* START *

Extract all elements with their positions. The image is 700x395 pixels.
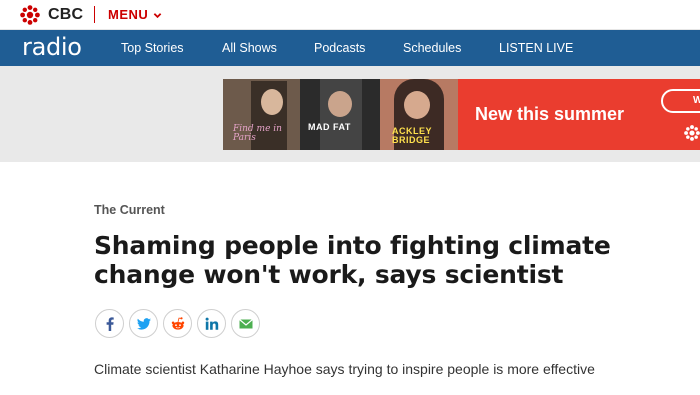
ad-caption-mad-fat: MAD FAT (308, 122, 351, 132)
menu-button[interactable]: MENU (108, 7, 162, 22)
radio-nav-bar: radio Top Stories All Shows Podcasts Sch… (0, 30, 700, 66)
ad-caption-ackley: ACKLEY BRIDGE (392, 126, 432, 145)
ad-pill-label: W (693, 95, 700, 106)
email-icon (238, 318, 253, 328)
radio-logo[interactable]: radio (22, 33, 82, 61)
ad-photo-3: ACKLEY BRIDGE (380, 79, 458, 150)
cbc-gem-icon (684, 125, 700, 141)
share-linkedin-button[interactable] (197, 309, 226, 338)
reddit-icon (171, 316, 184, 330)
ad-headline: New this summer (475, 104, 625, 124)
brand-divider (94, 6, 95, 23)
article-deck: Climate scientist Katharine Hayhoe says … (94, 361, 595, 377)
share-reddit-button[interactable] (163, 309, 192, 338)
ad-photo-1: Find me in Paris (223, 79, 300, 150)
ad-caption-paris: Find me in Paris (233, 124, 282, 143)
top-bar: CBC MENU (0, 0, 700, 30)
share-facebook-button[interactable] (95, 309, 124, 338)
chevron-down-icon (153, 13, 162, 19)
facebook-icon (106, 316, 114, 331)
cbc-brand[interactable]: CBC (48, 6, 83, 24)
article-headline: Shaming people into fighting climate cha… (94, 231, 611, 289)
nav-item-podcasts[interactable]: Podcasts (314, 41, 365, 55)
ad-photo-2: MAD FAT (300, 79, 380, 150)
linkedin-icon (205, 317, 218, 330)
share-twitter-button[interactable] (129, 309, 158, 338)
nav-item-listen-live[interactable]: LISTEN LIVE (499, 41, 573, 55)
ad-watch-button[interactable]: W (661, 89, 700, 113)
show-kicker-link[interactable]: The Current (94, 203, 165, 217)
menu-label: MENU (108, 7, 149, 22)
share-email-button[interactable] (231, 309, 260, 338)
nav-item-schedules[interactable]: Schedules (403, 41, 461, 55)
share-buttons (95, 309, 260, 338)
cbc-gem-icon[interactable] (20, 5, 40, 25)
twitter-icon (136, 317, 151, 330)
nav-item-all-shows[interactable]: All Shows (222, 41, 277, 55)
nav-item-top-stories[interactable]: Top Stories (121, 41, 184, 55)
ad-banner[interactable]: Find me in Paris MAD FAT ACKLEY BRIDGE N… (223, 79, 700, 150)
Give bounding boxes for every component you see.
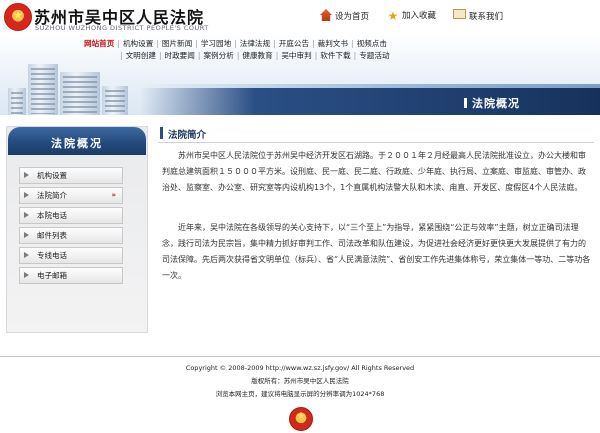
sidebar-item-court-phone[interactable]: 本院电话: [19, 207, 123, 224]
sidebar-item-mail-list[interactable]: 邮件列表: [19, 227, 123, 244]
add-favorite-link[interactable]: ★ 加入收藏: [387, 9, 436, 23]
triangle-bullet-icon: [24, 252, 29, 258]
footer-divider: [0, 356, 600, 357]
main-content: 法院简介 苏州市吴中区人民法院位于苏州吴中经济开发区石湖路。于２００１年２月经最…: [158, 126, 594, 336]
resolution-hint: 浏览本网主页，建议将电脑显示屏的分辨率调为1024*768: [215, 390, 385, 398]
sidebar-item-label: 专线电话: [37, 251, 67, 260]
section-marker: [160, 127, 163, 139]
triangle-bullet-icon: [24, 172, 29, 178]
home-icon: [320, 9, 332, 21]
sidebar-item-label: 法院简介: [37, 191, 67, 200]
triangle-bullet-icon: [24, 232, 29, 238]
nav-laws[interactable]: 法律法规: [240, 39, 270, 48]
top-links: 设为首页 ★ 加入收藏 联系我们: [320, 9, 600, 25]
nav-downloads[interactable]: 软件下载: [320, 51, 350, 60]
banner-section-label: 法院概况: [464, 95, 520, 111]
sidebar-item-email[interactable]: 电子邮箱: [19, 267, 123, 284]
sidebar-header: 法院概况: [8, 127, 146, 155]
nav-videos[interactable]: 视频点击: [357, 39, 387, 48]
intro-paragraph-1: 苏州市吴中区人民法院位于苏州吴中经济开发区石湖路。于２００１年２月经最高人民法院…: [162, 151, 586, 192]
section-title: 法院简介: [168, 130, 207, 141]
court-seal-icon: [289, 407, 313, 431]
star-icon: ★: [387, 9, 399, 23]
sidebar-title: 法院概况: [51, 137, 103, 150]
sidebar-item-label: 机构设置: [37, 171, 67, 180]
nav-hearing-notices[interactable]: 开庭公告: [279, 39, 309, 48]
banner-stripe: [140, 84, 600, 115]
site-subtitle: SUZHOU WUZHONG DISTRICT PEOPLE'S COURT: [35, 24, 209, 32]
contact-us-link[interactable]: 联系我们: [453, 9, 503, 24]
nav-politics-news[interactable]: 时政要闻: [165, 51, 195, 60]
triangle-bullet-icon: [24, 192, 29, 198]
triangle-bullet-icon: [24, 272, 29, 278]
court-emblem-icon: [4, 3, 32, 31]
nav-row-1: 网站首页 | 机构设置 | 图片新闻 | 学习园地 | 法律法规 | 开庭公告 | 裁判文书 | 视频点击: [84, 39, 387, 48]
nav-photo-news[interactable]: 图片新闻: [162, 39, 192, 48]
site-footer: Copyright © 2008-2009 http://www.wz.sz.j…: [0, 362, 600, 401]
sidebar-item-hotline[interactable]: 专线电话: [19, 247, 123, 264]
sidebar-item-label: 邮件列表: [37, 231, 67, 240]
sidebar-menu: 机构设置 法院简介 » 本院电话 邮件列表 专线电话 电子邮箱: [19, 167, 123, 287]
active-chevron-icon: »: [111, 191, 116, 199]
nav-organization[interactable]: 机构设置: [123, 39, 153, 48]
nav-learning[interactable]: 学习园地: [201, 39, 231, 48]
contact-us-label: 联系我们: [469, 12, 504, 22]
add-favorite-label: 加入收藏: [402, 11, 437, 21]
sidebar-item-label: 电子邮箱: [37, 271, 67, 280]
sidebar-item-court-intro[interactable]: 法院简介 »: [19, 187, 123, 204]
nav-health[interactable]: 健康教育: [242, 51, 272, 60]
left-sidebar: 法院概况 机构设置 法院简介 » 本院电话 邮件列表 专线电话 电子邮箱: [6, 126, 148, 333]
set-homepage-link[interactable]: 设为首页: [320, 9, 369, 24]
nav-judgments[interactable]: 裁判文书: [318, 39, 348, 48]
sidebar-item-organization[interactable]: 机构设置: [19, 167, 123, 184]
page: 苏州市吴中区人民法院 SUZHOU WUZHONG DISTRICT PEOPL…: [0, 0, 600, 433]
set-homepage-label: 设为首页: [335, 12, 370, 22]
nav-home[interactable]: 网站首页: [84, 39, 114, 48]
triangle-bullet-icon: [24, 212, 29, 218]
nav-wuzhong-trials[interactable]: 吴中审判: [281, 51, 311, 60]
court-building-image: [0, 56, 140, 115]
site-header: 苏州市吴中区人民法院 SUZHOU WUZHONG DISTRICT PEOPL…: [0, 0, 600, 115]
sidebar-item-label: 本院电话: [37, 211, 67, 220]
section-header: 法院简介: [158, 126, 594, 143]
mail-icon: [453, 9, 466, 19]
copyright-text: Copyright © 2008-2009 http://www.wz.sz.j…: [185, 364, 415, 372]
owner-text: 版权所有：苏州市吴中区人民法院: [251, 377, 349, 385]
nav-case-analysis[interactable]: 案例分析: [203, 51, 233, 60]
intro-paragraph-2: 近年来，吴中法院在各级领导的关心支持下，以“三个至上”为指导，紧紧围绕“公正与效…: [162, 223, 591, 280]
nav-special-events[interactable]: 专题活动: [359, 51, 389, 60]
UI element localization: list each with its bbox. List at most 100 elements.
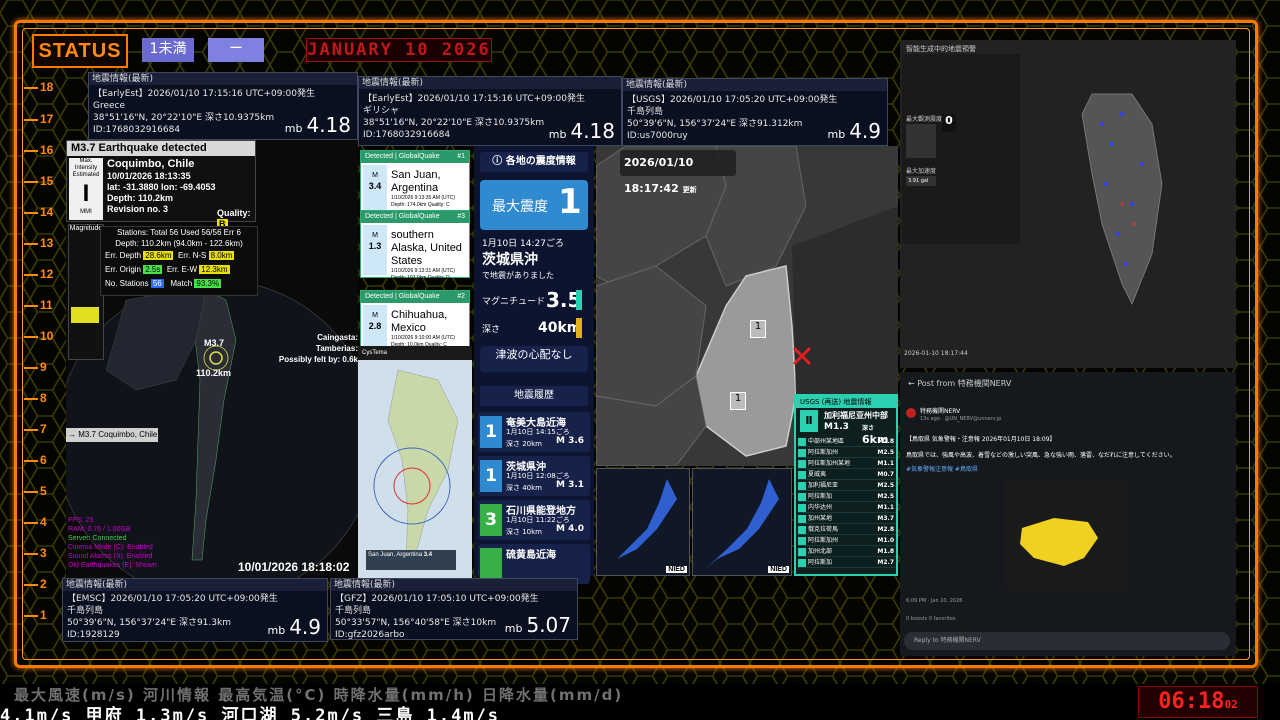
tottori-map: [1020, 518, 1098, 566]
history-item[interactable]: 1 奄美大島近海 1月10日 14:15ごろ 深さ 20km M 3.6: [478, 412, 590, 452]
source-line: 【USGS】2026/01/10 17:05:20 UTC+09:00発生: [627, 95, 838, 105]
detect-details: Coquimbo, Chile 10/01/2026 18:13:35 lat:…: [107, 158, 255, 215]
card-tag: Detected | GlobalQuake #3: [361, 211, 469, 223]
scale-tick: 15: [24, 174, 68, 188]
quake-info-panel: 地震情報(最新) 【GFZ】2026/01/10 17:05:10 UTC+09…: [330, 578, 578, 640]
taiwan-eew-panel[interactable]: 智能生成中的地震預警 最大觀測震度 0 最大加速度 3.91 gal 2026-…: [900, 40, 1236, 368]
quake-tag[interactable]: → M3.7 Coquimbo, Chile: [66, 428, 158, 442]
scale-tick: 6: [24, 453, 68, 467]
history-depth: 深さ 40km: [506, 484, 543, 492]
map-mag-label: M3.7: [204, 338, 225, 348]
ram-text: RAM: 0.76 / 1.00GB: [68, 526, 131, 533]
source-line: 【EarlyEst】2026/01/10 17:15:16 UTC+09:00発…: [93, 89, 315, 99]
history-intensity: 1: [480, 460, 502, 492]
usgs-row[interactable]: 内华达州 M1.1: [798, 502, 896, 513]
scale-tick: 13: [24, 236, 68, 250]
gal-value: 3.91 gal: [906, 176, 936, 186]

* END *

(Written problem) Reproduce, character for character, the lines from the one containing "ad-caption-mad-fat: MAD FAT" through the one containing "ad-pill-label: W (693, 95, 700, 106)", with both of those lines included.

(Completed exercise)
ad-caption-mad-fat: MAD FAT (308, 122, 351, 132)
menu-button[interactable]: MENU (108, 7, 162, 22)
radio-nav-bar: radio Top Stories All Shows Podcasts Sch… (0, 30, 700, 66)
ad-caption-ackley: ACKLEY BRIDGE (392, 126, 432, 145)
ad-pill-label: W (693, 95, 700, 106)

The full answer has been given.